■ **YOUR INSTRUCTIONS**:
Exactly as they appear, output all of the entries.

■ **GIVEN INFORMATION**:
--
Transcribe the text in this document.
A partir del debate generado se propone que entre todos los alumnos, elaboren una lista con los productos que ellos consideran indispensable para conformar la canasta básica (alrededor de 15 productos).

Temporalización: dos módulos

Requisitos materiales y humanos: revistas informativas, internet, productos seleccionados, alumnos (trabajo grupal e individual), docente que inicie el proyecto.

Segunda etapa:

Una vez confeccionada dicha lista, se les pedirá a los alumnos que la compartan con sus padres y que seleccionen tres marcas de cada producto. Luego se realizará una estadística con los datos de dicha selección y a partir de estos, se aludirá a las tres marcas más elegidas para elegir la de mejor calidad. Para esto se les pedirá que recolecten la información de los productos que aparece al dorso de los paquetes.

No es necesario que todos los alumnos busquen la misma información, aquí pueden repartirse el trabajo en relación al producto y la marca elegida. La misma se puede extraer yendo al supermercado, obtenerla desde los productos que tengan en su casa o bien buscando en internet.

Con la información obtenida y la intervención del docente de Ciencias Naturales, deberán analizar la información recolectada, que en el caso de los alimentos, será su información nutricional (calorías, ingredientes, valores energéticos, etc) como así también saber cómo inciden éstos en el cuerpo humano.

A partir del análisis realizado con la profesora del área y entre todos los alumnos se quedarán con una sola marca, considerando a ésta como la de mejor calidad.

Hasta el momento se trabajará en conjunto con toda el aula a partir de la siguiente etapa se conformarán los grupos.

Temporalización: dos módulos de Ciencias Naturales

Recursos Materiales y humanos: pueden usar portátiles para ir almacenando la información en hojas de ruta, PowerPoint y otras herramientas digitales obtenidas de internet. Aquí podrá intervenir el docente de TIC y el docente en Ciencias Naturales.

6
--
■ **IN RESPONSE**:
Transcribe the text in this document.
A partir del debate generado se propone que entre todos los alumnos, elaboren una lista con los productos que ellos consideran indispensable para conformar la canasta básica (alrededor de 15 productos).

Temporalización: dos módulos

Requisitos materiales y humanos: revistas informativas, internet, productos seleccionados, alumnos (trabajo grupal e individual), docente que inicie el proyecto.

Segunda etapa:

Una vez confeccionada dicha lista, se les pedirá a los alumnos que la compartan con sus padres y que seleccionen tres marcas de cada producto. Luego se realizará una estadística con los datos de dicha selección y a partir de estos, se aludirá a las tres marcas más elegidas para elegir la de mejor calidad. Para esto se les pedirá que recolecten la información de los productos que aparece al dorso de los paquetes.

No es necesario que todos los alumnos busquen la misma información, aquí pueden repartirse el trabajo en relación al producto y la marca elegida. La misma se puede extraer yendo al supermercado, obtenerla desde los productos que tengan en su casa o bien buscando en internet.

Con la información obtenida y la intervención del docente de Ciencias Naturales, deberán analizar la información recolectada, que en el caso de los alimentos, será su información nutricional (calorías, ingredientes, valores energéticos, etc) como así también saber cómo inciden éstos en el cuerpo humano.

A partir del análisis realizado con la profesora del área y entre todos los alumnos se quedarán con una sola marca, considerando a ésta como la de mejor calidad.

Hasta el momento se trabajará en conjunto con toda el aula a partir de la siguiente etapa se conformarán los grupos.

Temporalización: dos módulos de Ciencias Naturales

Recursos Materiales y humanos: pueden usar portátiles para ir almacenando la información en hojas de ruta, PowerPoint y otras herramientas digitales obtenidas de internet. Aquí podrá intervenir el docente de TIC y el docente en Ciencias Naturales.

6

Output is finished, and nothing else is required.